---------- RECORDS FOR THIS EXERCISE
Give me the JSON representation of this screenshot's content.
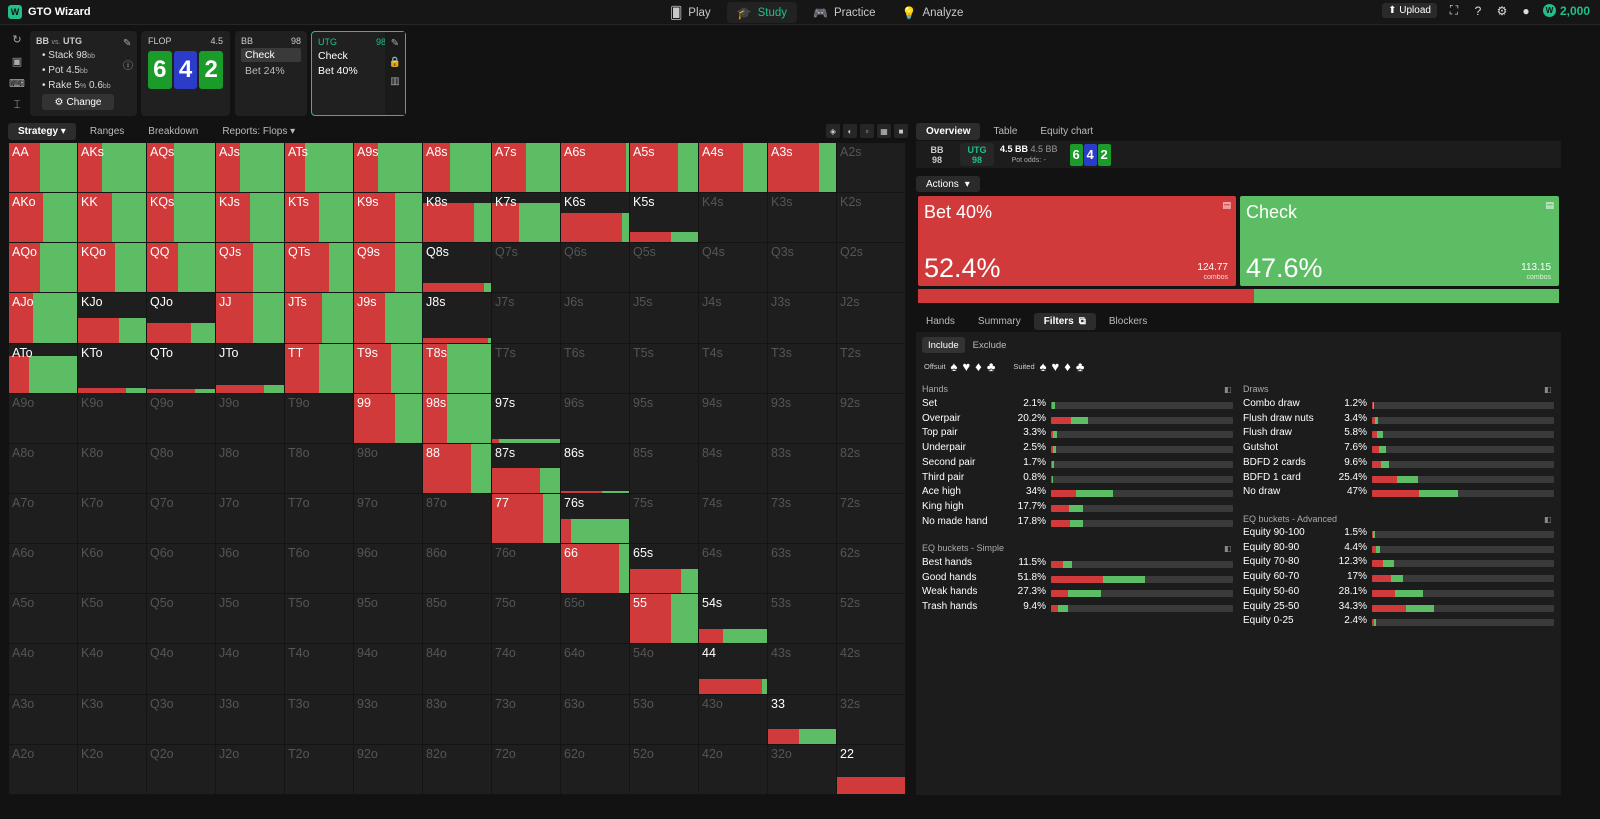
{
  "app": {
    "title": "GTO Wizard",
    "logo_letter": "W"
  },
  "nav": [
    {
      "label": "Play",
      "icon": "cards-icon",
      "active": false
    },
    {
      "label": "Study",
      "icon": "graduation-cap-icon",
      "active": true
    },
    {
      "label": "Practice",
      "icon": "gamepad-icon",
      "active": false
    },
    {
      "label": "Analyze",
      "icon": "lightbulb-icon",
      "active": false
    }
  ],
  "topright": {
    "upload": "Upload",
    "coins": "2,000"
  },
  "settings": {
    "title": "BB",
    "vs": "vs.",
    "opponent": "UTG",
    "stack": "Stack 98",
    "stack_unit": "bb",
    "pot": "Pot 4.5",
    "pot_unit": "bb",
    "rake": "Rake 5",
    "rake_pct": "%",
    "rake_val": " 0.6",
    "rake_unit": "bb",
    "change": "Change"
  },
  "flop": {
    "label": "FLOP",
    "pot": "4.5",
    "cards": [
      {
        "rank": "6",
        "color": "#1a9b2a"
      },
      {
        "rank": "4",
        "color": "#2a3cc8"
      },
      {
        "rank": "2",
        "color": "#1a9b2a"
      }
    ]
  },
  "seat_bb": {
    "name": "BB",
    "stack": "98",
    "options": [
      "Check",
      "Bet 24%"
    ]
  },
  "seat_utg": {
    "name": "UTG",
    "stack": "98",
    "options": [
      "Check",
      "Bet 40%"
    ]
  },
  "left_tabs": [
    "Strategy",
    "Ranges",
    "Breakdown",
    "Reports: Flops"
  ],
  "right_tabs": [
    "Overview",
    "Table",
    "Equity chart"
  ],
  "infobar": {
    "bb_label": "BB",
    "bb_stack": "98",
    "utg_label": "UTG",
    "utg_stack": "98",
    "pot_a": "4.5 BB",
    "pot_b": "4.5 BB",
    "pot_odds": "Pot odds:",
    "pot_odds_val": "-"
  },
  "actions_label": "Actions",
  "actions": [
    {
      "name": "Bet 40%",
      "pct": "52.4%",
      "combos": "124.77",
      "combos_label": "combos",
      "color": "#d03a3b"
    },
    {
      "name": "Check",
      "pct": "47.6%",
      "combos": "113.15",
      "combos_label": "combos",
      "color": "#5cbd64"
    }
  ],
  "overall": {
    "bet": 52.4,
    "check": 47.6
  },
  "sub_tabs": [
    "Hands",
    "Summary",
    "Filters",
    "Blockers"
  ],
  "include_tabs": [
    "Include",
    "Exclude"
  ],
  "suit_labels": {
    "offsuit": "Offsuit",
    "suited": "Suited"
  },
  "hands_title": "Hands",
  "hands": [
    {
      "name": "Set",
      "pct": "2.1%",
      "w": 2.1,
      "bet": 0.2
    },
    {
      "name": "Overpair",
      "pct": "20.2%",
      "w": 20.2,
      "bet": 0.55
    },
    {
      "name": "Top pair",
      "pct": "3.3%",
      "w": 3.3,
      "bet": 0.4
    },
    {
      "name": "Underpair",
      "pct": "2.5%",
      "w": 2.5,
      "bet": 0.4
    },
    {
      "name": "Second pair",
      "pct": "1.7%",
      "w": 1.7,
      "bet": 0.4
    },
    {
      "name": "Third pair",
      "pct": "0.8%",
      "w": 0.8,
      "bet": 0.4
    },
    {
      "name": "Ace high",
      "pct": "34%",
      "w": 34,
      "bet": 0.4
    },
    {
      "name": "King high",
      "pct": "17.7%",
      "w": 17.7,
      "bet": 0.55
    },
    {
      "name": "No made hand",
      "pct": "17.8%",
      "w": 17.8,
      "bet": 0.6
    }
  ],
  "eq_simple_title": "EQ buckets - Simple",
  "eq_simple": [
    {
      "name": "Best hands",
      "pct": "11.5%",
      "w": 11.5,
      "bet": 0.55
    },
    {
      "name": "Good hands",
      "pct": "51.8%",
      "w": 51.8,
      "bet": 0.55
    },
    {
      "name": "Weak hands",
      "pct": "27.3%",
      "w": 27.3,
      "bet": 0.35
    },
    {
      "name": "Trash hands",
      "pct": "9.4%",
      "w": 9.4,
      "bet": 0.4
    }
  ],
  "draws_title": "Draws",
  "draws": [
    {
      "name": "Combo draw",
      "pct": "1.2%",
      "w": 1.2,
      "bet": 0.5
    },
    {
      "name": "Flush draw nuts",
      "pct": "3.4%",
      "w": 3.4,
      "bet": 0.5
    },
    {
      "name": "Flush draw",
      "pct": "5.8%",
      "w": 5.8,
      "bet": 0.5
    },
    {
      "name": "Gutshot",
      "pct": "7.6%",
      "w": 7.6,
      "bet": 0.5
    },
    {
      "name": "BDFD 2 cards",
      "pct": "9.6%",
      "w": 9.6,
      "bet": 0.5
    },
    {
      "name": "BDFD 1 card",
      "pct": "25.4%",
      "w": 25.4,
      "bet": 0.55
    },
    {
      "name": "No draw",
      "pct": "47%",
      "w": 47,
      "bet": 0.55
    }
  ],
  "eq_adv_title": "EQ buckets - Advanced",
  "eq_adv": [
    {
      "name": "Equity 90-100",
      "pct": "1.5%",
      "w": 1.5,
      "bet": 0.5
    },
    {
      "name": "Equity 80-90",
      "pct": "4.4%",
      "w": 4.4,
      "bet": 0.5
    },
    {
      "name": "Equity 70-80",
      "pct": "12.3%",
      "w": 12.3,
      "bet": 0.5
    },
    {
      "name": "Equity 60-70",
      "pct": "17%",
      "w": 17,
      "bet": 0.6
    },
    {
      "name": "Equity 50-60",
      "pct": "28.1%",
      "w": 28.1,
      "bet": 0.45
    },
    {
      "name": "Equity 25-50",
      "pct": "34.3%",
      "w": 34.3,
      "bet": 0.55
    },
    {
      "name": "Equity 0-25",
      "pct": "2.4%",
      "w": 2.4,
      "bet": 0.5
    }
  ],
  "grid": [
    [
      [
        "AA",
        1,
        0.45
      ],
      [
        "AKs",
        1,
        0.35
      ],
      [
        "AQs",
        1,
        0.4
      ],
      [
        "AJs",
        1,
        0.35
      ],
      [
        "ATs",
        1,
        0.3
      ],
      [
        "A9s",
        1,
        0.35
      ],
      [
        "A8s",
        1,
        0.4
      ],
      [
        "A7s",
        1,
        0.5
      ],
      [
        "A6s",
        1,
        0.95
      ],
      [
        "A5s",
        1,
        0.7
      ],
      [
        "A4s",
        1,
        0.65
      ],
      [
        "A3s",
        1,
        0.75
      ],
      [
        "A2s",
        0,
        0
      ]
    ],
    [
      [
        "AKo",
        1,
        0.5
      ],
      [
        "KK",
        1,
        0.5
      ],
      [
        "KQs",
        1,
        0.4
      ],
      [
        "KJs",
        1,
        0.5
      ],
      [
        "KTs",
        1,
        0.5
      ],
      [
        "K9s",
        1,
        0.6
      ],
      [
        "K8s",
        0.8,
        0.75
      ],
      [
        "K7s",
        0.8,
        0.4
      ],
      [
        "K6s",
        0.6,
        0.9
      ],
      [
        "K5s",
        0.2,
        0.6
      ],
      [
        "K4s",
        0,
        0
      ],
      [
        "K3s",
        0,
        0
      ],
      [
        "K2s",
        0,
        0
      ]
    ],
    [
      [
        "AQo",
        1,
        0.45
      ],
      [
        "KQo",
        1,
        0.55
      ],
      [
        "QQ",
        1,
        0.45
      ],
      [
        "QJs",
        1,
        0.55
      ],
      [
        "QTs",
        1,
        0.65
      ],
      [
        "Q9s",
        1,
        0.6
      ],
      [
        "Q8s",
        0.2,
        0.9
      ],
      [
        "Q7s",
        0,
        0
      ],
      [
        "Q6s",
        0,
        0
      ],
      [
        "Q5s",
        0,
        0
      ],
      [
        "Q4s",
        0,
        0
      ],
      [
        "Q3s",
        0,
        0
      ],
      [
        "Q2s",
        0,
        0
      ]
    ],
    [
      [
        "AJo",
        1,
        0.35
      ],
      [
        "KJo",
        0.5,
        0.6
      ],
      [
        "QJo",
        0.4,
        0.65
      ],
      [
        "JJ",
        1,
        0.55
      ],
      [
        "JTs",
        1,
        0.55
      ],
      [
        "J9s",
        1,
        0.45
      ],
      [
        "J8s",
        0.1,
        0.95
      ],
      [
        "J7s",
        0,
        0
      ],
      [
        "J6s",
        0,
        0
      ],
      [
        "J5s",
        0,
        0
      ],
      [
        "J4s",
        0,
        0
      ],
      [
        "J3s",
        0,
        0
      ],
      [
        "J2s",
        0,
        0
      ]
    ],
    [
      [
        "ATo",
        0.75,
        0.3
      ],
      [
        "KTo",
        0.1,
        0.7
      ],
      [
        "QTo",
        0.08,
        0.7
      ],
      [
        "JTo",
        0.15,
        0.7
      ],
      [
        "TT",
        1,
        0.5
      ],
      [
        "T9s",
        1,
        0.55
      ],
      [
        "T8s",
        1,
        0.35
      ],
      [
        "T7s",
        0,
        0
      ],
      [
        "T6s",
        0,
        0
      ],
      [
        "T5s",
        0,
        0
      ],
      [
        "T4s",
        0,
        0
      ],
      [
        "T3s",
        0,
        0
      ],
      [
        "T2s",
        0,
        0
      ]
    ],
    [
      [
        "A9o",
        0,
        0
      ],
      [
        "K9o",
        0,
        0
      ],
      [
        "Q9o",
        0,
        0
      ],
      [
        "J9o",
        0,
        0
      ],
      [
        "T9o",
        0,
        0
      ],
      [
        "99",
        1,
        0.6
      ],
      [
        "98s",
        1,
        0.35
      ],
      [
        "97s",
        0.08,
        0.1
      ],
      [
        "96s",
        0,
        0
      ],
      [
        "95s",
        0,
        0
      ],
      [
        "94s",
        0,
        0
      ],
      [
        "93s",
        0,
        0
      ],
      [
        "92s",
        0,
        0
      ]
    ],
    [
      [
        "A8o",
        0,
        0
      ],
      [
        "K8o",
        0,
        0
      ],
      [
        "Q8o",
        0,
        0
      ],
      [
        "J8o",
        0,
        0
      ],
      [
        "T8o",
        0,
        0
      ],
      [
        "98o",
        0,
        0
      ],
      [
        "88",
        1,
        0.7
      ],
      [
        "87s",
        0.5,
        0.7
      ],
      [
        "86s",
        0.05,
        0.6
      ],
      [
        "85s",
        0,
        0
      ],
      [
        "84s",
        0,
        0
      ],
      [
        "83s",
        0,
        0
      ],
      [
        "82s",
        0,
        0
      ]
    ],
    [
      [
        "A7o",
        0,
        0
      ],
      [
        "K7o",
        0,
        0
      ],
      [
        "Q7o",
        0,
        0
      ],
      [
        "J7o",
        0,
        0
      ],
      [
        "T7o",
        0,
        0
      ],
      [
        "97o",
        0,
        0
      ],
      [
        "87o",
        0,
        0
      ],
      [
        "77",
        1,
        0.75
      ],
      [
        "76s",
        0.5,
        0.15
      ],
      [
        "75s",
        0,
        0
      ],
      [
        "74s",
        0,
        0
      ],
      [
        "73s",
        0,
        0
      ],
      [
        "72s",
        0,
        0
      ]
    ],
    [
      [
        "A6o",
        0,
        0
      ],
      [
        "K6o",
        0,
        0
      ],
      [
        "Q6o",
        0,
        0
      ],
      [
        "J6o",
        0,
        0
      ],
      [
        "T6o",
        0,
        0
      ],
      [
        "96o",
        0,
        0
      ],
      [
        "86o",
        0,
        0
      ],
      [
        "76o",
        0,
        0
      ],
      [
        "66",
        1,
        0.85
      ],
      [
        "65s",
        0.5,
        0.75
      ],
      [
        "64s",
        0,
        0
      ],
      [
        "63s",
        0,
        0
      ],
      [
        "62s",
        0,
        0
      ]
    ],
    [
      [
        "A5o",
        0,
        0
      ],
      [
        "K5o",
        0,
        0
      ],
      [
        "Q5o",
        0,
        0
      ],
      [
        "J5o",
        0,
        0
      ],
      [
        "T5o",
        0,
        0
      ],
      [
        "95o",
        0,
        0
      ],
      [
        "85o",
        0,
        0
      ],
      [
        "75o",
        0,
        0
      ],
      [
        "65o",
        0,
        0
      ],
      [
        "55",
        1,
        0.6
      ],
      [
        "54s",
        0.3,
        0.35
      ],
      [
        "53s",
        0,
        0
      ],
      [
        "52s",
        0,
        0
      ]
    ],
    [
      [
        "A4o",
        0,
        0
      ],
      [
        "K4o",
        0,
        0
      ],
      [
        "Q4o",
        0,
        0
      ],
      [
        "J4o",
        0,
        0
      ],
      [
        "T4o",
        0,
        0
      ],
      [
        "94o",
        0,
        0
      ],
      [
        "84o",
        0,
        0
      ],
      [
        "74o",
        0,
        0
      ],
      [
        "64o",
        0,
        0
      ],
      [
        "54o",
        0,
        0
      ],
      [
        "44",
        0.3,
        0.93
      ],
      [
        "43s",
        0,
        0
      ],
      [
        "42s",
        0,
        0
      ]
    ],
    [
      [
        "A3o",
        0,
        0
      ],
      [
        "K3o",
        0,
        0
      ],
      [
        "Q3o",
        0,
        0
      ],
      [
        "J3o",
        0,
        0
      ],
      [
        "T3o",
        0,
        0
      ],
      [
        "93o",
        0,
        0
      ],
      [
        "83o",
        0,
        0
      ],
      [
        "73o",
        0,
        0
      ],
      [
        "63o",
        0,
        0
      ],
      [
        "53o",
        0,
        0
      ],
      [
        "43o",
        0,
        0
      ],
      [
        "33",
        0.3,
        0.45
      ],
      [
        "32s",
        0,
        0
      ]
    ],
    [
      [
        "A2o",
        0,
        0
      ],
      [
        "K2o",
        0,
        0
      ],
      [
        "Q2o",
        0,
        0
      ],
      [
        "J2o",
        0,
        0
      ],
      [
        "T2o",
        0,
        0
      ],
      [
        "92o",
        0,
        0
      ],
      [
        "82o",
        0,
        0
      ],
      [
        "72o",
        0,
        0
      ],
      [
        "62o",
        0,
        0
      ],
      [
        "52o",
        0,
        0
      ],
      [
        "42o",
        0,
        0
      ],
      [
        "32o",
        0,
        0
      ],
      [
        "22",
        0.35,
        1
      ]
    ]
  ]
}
--------------------
Determine how many lines above contain "icon" as a word or string. Give the number alone.

4